- [DATA SUPPLIED]
↓
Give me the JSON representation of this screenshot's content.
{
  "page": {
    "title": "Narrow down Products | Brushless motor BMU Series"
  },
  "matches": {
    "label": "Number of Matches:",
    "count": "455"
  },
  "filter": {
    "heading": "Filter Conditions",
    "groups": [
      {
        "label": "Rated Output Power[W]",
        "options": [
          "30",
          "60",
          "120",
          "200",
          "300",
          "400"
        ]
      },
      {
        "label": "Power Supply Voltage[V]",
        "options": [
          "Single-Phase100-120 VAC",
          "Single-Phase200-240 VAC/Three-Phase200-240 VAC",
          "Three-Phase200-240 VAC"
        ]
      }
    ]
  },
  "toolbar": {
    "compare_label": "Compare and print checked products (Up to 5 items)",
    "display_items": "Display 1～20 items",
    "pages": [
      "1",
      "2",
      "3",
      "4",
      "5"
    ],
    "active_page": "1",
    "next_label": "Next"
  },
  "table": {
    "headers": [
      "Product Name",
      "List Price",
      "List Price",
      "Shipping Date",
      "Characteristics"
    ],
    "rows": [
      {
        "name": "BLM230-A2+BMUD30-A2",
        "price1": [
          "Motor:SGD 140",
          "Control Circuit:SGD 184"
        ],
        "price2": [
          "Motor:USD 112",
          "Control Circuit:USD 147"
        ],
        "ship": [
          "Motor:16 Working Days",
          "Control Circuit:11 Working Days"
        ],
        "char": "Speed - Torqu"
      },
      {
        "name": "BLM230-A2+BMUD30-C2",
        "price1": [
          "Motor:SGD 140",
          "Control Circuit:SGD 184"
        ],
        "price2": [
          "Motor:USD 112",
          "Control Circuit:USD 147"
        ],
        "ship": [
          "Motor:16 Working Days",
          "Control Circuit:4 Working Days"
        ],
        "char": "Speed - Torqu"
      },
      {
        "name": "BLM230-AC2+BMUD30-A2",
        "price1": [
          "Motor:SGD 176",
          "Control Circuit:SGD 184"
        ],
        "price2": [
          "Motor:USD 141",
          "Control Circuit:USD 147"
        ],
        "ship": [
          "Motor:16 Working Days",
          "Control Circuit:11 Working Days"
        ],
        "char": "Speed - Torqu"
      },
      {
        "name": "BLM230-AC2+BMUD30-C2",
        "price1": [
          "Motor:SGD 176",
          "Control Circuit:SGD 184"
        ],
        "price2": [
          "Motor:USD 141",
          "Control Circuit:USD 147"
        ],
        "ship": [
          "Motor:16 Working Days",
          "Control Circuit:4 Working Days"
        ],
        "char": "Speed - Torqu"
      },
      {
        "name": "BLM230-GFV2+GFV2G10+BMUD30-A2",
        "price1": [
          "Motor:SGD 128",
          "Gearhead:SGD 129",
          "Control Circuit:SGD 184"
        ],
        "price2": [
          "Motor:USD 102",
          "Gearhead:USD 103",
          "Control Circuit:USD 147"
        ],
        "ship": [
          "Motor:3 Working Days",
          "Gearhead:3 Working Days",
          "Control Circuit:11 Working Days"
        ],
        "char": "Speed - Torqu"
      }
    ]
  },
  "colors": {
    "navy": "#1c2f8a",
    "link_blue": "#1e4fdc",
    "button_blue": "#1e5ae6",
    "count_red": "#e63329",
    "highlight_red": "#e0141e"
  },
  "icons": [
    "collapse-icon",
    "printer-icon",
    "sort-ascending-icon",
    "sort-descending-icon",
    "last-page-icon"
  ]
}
↑
- [WHAT IS BEING ASKED]
In the entries above, find each line with the word "Three" and copy it.

- [EXERCISE RESPONSE]
          "Single-Phase200-240 VAC/Three-Phase200-240 VAC",
          "Three-Phase200-240 VAC"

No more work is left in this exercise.